■ **TASK BRIEF**:
Search the records that follow and extract every line containing the string "Judiciário".

■ **EXERCISE DATA**:
::::

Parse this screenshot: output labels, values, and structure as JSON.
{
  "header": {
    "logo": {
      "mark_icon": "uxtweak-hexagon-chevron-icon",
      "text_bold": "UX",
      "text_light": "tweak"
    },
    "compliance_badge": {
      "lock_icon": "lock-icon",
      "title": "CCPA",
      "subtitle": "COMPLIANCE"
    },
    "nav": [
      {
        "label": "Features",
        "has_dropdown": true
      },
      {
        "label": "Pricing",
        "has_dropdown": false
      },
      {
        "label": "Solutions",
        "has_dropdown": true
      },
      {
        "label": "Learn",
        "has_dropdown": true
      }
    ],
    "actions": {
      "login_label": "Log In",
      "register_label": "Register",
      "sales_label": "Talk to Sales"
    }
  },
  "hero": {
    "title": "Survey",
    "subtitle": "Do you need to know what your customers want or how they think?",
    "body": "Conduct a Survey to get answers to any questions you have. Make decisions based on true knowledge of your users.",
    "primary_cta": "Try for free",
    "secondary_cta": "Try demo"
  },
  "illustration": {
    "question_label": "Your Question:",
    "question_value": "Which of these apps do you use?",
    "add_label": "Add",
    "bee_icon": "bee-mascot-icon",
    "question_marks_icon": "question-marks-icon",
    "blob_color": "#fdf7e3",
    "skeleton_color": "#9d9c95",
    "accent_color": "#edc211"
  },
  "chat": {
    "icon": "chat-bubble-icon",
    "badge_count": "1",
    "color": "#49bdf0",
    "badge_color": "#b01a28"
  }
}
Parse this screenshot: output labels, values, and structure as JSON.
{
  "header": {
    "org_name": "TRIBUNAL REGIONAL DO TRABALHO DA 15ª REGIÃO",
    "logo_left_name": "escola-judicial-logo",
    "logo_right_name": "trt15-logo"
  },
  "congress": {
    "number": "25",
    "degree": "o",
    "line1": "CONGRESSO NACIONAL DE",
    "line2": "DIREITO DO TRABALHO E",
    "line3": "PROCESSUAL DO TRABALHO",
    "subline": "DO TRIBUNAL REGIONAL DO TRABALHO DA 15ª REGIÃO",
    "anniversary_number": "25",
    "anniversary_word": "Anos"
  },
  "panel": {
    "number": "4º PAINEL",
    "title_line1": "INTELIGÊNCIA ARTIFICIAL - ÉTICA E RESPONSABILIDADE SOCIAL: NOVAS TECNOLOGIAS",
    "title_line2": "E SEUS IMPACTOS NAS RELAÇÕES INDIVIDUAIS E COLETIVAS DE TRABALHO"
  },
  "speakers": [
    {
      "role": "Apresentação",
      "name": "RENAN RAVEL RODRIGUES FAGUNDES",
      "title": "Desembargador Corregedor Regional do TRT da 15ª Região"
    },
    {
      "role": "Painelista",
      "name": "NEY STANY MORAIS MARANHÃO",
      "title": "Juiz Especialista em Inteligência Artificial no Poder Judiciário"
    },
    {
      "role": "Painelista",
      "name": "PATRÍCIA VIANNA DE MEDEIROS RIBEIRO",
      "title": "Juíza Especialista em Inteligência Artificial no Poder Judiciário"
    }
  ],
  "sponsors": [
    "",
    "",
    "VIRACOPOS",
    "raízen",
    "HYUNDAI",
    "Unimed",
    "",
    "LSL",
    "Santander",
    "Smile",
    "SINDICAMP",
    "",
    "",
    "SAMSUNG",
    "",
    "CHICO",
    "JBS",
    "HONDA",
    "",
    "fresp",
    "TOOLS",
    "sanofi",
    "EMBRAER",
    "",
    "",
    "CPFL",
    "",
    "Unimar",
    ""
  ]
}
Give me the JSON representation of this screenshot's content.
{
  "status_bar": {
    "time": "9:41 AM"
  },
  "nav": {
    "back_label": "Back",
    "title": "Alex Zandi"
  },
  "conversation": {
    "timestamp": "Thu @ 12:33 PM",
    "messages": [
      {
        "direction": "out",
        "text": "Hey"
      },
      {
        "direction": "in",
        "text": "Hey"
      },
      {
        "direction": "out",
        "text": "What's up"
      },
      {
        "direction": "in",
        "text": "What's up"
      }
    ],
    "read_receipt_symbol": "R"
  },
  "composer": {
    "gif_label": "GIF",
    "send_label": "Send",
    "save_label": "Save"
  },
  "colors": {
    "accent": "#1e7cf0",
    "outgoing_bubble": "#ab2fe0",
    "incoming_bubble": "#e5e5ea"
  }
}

::::

■ **FULL OUTPUT**:
      "title": "Juiz Especialista em Inteligência Artificial no Poder Judiciário"
      "title": "Juíza Especialista em Inteligência Artificial no Poder Judiciário"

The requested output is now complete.